##### Dataset records #####

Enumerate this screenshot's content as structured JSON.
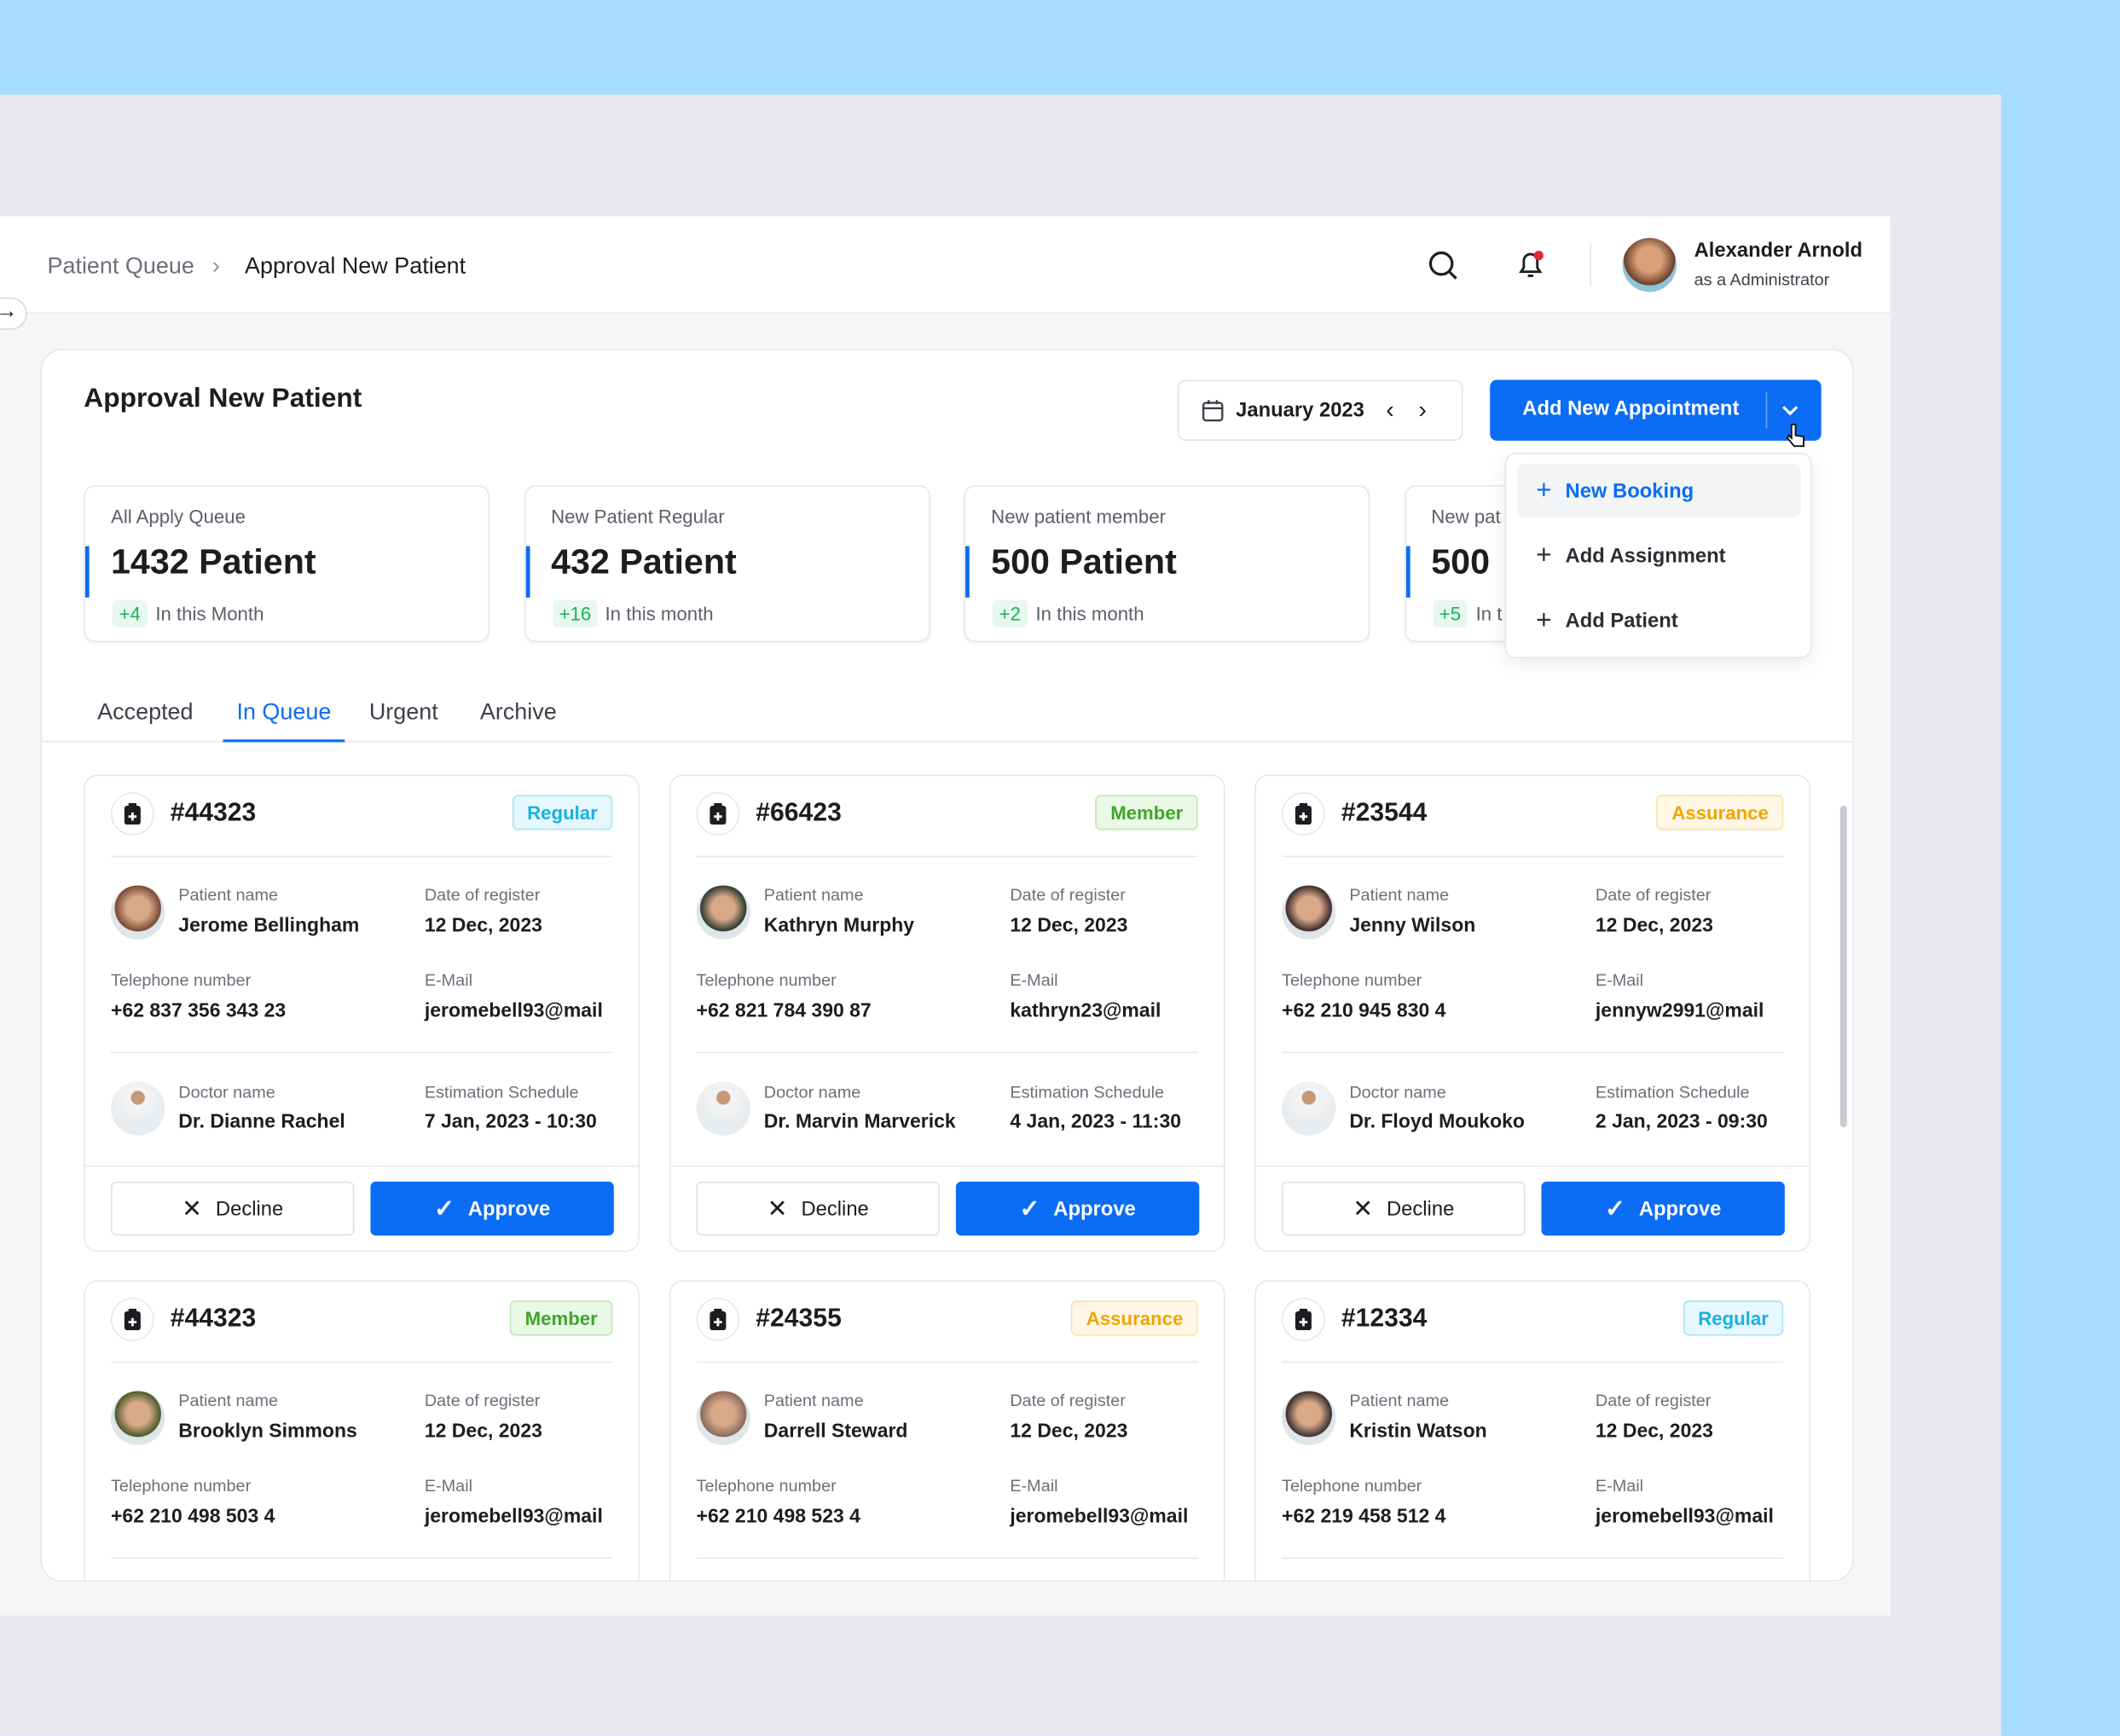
{
  "breadcrumb": {
    "parent": "Patient Queue",
    "current": "Approval New Patient"
  },
  "user": {
    "name": "Alexander Arnold",
    "role": "as a Administrator"
  },
  "page_title": "Approval New Patient",
  "date_picker": {
    "value": "January 2023"
  },
  "add_button": {
    "label": "Add New  Appointment"
  },
  "dropdown": {
    "items": [
      {
        "label": "New Booking"
      },
      {
        "label": "Add Assignment"
      },
      {
        "label": "Add Patient"
      }
    ]
  },
  "stats": [
    {
      "label": "All Apply Queue",
      "value": "1432 Patient",
      "delta": "+4",
      "period": "In this Month"
    },
    {
      "label": "New Patient Regular",
      "value": "432 Patient",
      "delta": "+16",
      "period": "In this month"
    },
    {
      "label": "New patient member",
      "value": "500 Patient",
      "delta": "+2",
      "period": "In this month"
    },
    {
      "label": "New pat",
      "value": "500",
      "delta": "+5",
      "period": "In t"
    }
  ],
  "tabs": [
    {
      "label": "Accepted"
    },
    {
      "label": "In Queue"
    },
    {
      "label": "Urgent"
    },
    {
      "label": "Archive"
    }
  ],
  "labels": {
    "patient_name": "Patient name",
    "date_of_register": "Date of register",
    "telephone": "Telephone number",
    "email": "E-Mail",
    "doctor_name": "Doctor name",
    "schedule": "Estimation Schedule",
    "decline": "Decline",
    "approve": "Approve"
  },
  "colors": {
    "accent": "#0b6cf5",
    "regular": "#1bb0e0",
    "member": "#3fa52b",
    "assurance": "#f0a500"
  },
  "cards": [
    {
      "id": "#44323",
      "badge": "Regular",
      "patient": "Jerome Bellingham",
      "date": "12 Dec, 2023",
      "phone": "+62 837 356 343 23",
      "email": "jeromebell93@mail",
      "doctor": "Dr. Dianne Rachel",
      "schedule": "7 Jan, 2023 - 10:30"
    },
    {
      "id": "#66423",
      "badge": "Member",
      "patient": "Kathryn Murphy",
      "date": "12 Dec, 2023",
      "phone": "+62 821 784 390 87",
      "email": "kathryn23@mail",
      "doctor": "Dr. Marvin Marverick",
      "schedule": "4 Jan, 2023 - 11:30"
    },
    {
      "id": "#23544",
      "badge": "Assurance",
      "patient": "Jenny Wilson",
      "date": "12 Dec, 2023",
      "phone": "+62 210 945 830 4",
      "email": "jennyw2991@mail",
      "doctor": "Dr. Floyd Moukoko",
      "schedule": "2 Jan, 2023 - 09:30"
    },
    {
      "id": "#44323",
      "badge": "Member",
      "patient": "Brooklyn Simmons",
      "date": "12 Dec, 2023",
      "phone": "+62 210 498 503 4",
      "email": "jeromebell93@mail"
    },
    {
      "id": "#24355",
      "badge": "Assurance",
      "patient": "Darrell Steward",
      "date": "12 Dec, 2023",
      "phone": "+62 210 498 523 4",
      "email": "jeromebell93@mail"
    },
    {
      "id": "#12334",
      "badge": "Regular",
      "patient": "Kristin Watson",
      "date": "12 Dec, 2023",
      "phone": "+62 219 458 512 4",
      "email": "jeromebell93@mail"
    }
  ]
}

#####

[Given exercise] Can you retype every record above exactly, leaving out the pictures?

[Exercise result]
Enumerate this screenshot's content as structured JSON.
{
  "breadcrumb": {
    "parent": "Patient Queue",
    "current": "Approval New Patient"
  },
  "user": {
    "name": "Alexander Arnold",
    "role": "as a Administrator"
  },
  "page_title": "Approval New Patient",
  "date_picker": {
    "value": "January 2023"
  },
  "add_button": {
    "label": "Add New  Appointment"
  },
  "dropdown": {
    "items": [
      {
        "label": "New Booking"
      },
      {
        "label": "Add Assignment"
      },
      {
        "label": "Add Patient"
      }
    ]
  },
  "stats": [
    {
      "label": "All Apply Queue",
      "value": "1432 Patient",
      "delta": "+4",
      "period": "In this Month"
    },
    {
      "label": "New Patient Regular",
      "value": "432 Patient",
      "delta": "+16",
      "period": "In this month"
    },
    {
      "label": "New patient member",
      "value": "500 Patient",
      "delta": "+2",
      "period": "In this month"
    },
    {
      "label": "New pat",
      "value": "500",
      "delta": "+5",
      "period": "In t"
    }
  ],
  "tabs": [
    {
      "label": "Accepted"
    },
    {
      "label": "In Queue"
    },
    {
      "label": "Urgent"
    },
    {
      "label": "Archive"
    }
  ],
  "labels": {
    "patient_name": "Patient name",
    "date_of_register": "Date of register",
    "telephone": "Telephone number",
    "email": "E-Mail",
    "doctor_name": "Doctor name",
    "schedule": "Estimation Schedule",
    "decline": "Decline",
    "approve": "Approve"
  },
  "colors": {
    "accent": "#0b6cf5",
    "regular": "#1bb0e0",
    "member": "#3fa52b",
    "assurance": "#f0a500"
  },
  "cards": [
    {
      "id": "#44323",
      "badge": "Regular",
      "patient": "Jerome Bellingham",
      "date": "12 Dec, 2023",
      "phone": "+62 837 356 343 23",
      "email": "jeromebell93@mail",
      "doctor": "Dr. Dianne Rachel",
      "schedule": "7 Jan, 2023 - 10:30"
    },
    {
      "id": "#66423",
      "badge": "Member",
      "patient": "Kathryn Murphy",
      "date": "12 Dec, 2023",
      "phone": "+62 821 784 390 87",
      "email": "kathryn23@mail",
      "doctor": "Dr. Marvin Marverick",
      "schedule": "4 Jan, 2023 - 11:30"
    },
    {
      "id": "#23544",
      "badge": "Assurance",
      "patient": "Jenny Wilson",
      "date": "12 Dec, 2023",
      "phone": "+62 210 945 830 4",
      "email": "jennyw2991@mail",
      "doctor": "Dr. Floyd Moukoko",
      "schedule": "2 Jan, 2023 - 09:30"
    },
    {
      "id": "#44323",
      "badge": "Member",
      "patient": "Brooklyn Simmons",
      "date": "12 Dec, 2023",
      "phone": "+62 210 498 503 4",
      "email": "jeromebell93@mail"
    },
    {
      "id": "#24355",
      "badge": "Assurance",
      "patient": "Darrell Steward",
      "date": "12 Dec, 2023",
      "phone": "+62 210 498 523 4",
      "email": "jeromebell93@mail"
    },
    {
      "id": "#12334",
      "badge": "Regular",
      "patient": "Kristin Watson",
      "date": "12 Dec, 2023",
      "phone": "+62 219 458 512 4",
      "email": "jeromebell93@mail"
    }
  ]
}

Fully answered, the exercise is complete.